* _The exercise_: Your task is to transcribe all of the records exactly and leave out the pictures.

* _Extracted data entries_:
• • • • •

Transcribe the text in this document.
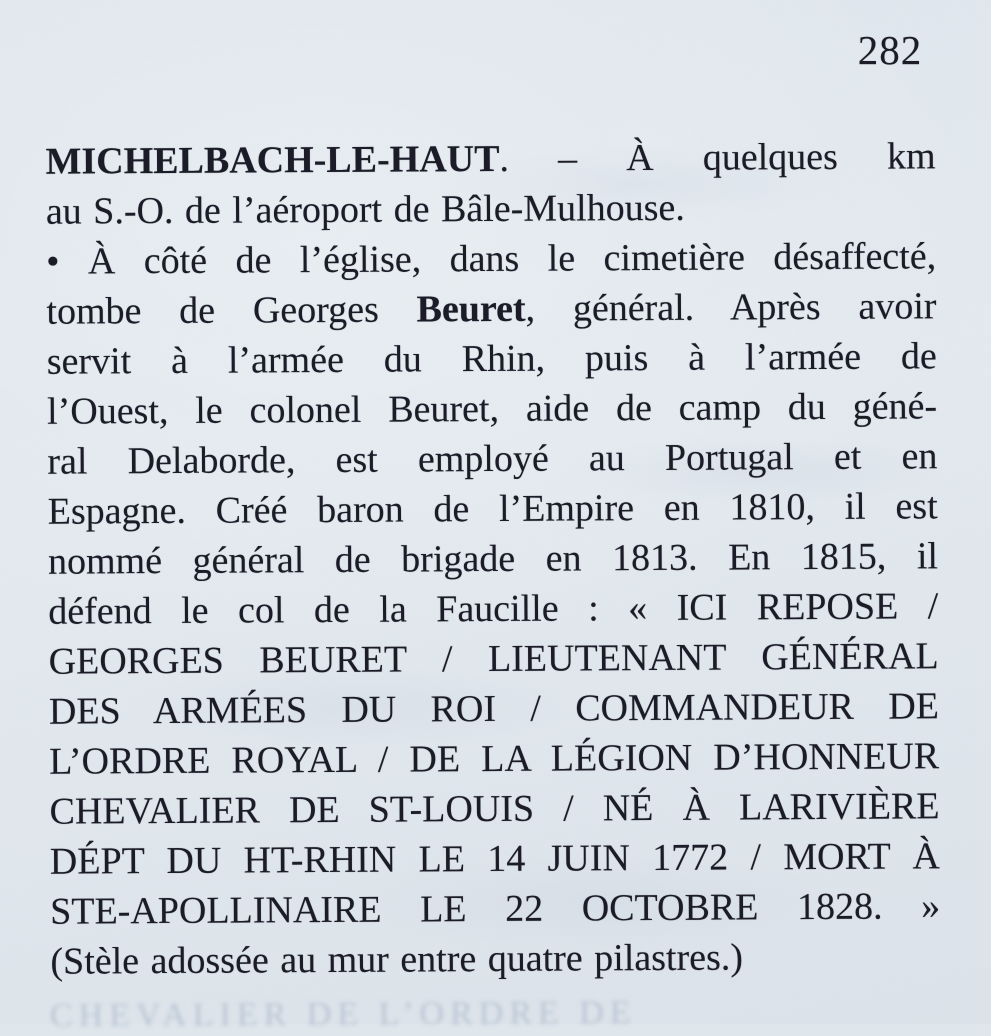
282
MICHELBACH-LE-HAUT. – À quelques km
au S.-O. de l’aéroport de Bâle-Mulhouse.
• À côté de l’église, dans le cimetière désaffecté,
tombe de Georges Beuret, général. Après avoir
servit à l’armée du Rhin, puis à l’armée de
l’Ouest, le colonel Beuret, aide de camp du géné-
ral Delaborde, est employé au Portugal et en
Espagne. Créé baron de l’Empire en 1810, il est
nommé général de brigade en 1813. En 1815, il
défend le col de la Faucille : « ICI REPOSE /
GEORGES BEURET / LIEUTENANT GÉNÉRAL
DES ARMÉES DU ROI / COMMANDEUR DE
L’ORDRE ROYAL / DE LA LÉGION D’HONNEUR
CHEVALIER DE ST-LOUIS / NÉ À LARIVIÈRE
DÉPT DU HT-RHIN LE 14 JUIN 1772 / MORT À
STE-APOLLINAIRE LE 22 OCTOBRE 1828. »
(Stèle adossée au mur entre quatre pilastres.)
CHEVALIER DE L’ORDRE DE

• • • • •

* _The response_:
Transcribe the text in this document.
282
MICHELBACH-LE-HAUT. – À quelques km
au S.-O. de l’aéroport de Bâle-Mulhouse.
• À côté de l’église, dans le cimetière désaffecté,
tombe de Georges Beuret, général. Après avoir
servit à l’armée du Rhin, puis à l’armée de
l’Ouest, le colonel Beuret, aide de camp du géné-
ral Delaborde, est employé au Portugal et en
Espagne. Créé baron de l’Empire en 1810, il est
nommé général de brigade en 1813. En 1815, il
défend le col de la Faucille : « ICI REPOSE /
GEORGES BEURET / LIEUTENANT GÉNÉRAL
DES ARMÉES DU ROI / COMMANDEUR DE
L’ORDRE ROYAL / DE LA LÉGION D’HONNEUR
CHEVALIER DE ST-LOUIS / NÉ À LARIVIÈRE
DÉPT DU HT-RHIN LE 14 JUIN 1772 / MORT À
STE-APOLLINAIRE LE 22 OCTOBRE 1828. »
(Stèle adossée au mur entre quatre pilastres.)
CHEVALIER DE L’ORDRE DE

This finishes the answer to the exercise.